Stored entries
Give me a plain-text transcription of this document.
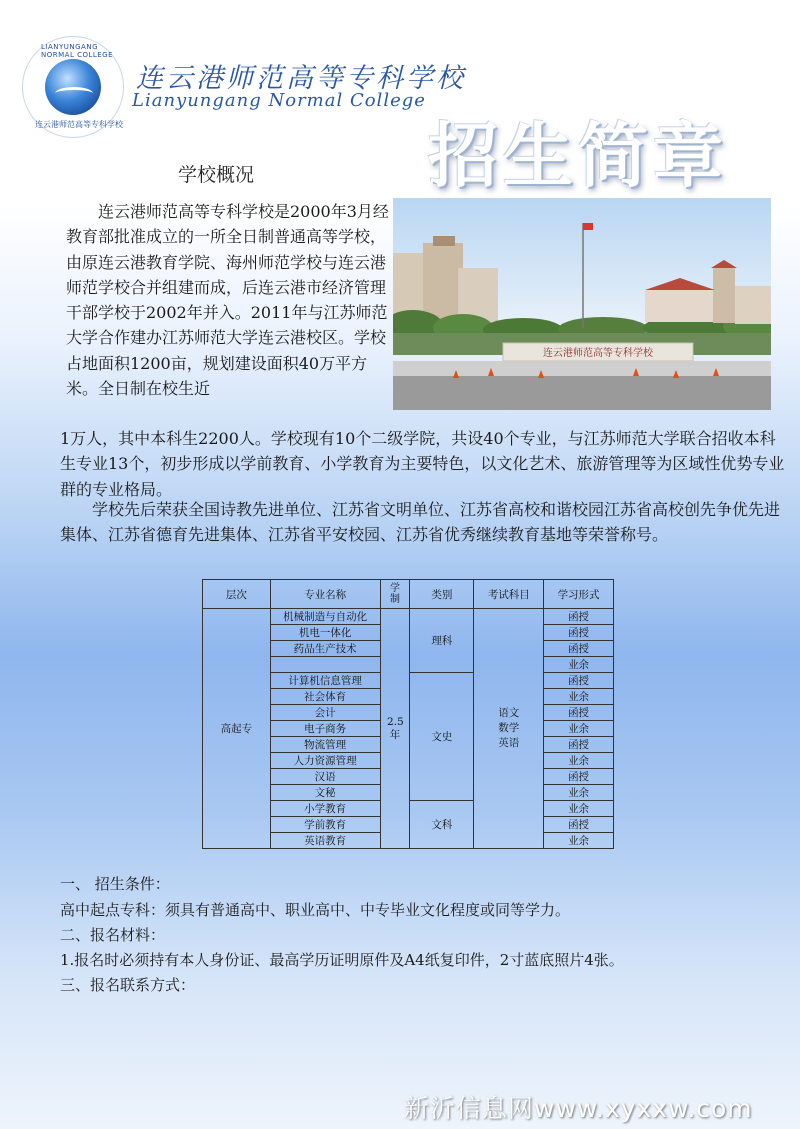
LIANYUNGANG NORMAL COLLEGE
连云港师范高等专科学校
连云港师范高等专科学校
Lianyungang Normal College
招生简章
学校概况

连云港师范高等专科学校是2000年3月经教育部批准成立的一所全日制普通高等学校，由原连云港教育学院、海州师范学校与连云港师范学校合并组建而成，后连云港市经济管理干部学校于2002年并入。2011年与江苏师范大学合作建办江苏师范大学连云港校区。学校占地面积1200亩，规划建设面积40万平方米。全日制在校生近

1万人，其中本科生2200人。学校现有10个二级学院，共设40个专业，与江苏师范大学联合招收本科生专业13个，初步形成以学前教育、小学教育为主要特色，以文化艺术、旅游管理等为区域性优势专业群的专业格局。

学校先后荣获全国诗教先进单位、江苏省文明单位、江苏省高校和谐校园江苏省高校创先争优先进集体、江苏省德育先进集体、江苏省平安校园、江苏省优秀继续教育基地等荣誉称号。

连云港师范高等专科学校
层次	专业名称	学制	类别	考试科目	学习形式
高起专	机械制造与自动化	2.5年	理科	语文数学英语	函授
	机电一体化				函授
	药品生产技术				函授
					业余
	计算机信息管理		文史		函授
	社会体育				业余
	会计				函授
	电子商务				业余
	物流管理				函授
	人力资源管理				业余
	汉语				函授
	文秘				业余
	小学教育		文科		业余
	学前教育				函授
	英语教育				业余
一、 招生条件：
高中起点专科：须具有普通高中、职业高中、中专毕业文化程度或同等学力。
二、报名材料：
1.报名时必须持有本人身份证、最高学历证明原件及A4纸复印件，2寸蓝底照片4张。
三、报名联系方式：
新沂信息网www.xyxxw.com
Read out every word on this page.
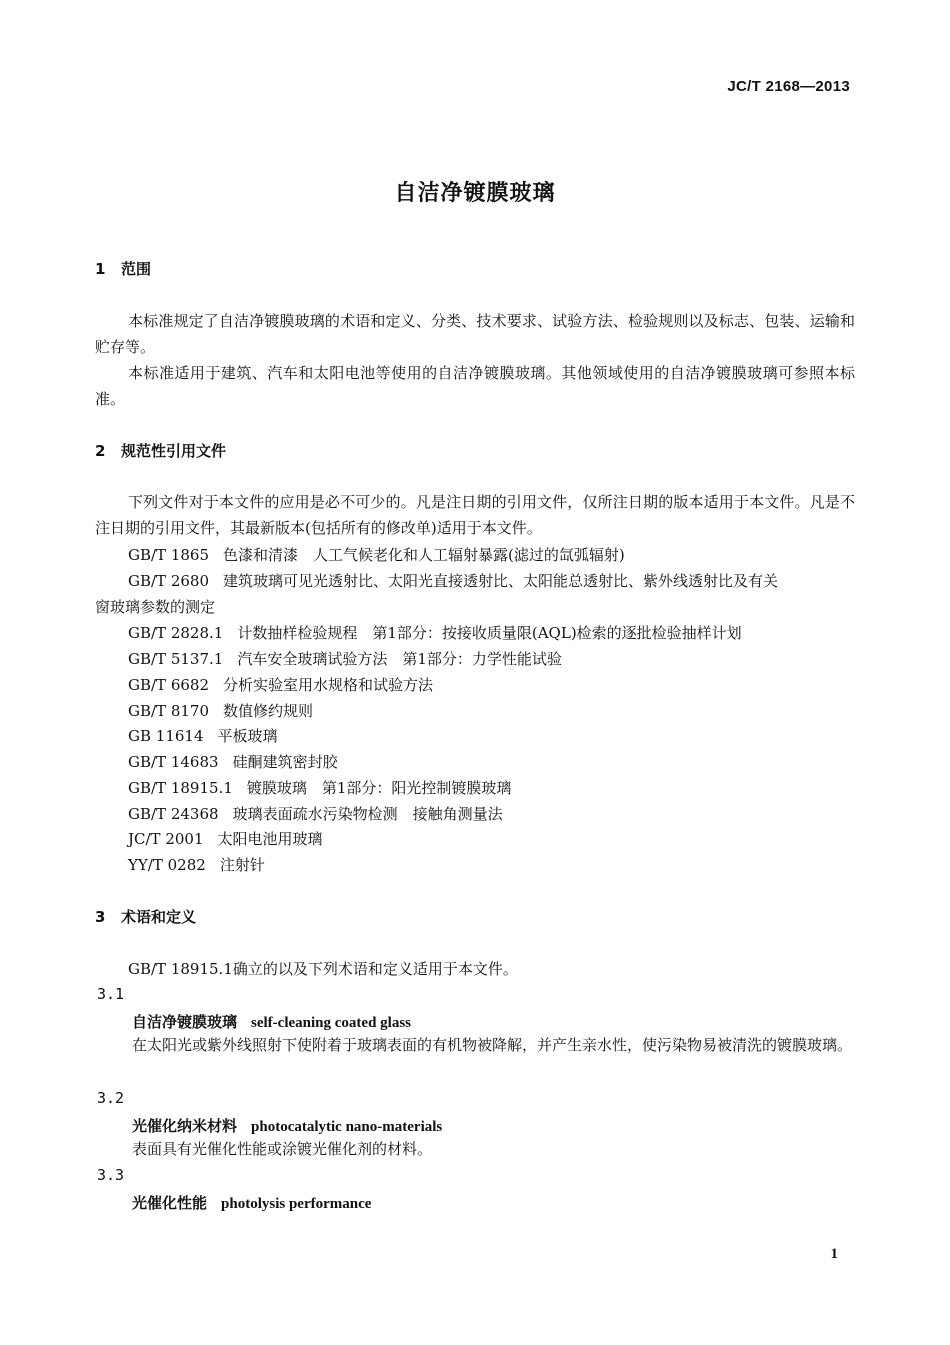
JC/T 2168—2013
自洁净镀膜玻璃
1 范围

本标准规定了自洁净镀膜玻璃的术语和定义、分类、技术要求、试验方法、检验规则以及标志、包装、运输和贮存等。

本标准适用于建筑、汽车和太阳电池等使用的自洁净镀膜玻璃。其他领域使用的自洁净镀膜玻璃可参照本标准。

2 规范性引用文件

下列文件对于本文件的应用是必不可少的。凡是注日期的引用文件，仅所注日期的版本适用于本文件。凡是不注日期的引用文件，其最新版本(包括所有的修改单)适用于本文件。

GB/T 1865 色漆和清漆　人工气候老化和人工辐射暴露(滤过的氙弧辐射)
GB/T 2680 建筑玻璃可见光透射比、太阳光直接透射比、太阳能总透射比、紫外线透射比及有关
窗玻璃参数的测定
GB/T 2828.1 计数抽样检验规程　第1部分：按接收质量限(AQL)检索的逐批检验抽样计划
GB/T 5137.1 汽车安全玻璃试验方法　第1部分：力学性能试验
GB/T 6682 分析实验室用水规格和试验方法
GB/T 8170 数值修约规则
GB 11614 平板玻璃
GB/T 14683 硅酮建筑密封胶
GB/T 18915.1 镀膜玻璃　第1部分：阳光控制镀膜玻璃
GB/T 24368 玻璃表面疏水污染物检测　接触角测量法
JC/T 2001 太阳电池用玻璃
YY/T 0282 注射针
3 术语和定义
GB/T 18915.1确立的以及下列术语和定义适用于本文件。
3.1
自洁净镀膜玻璃 self-cleaning coated glass

在太阳光或紫外线照射下使附着于玻璃表面的有机物被降解，并产生亲水性，使污染物易被清洗的镀膜玻璃。

3.2
光催化纳米材料 photocatalytic nano-materials

表面具有光催化性能或涂镀光催化剂的材料。

3.3
光催化性能 photolysis performance
1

* [Required work] For each line of the listing that holds the word "this", show that line.

* [Complete answer]
Give me a plain-text transcription of this document.
Read out every word on this page.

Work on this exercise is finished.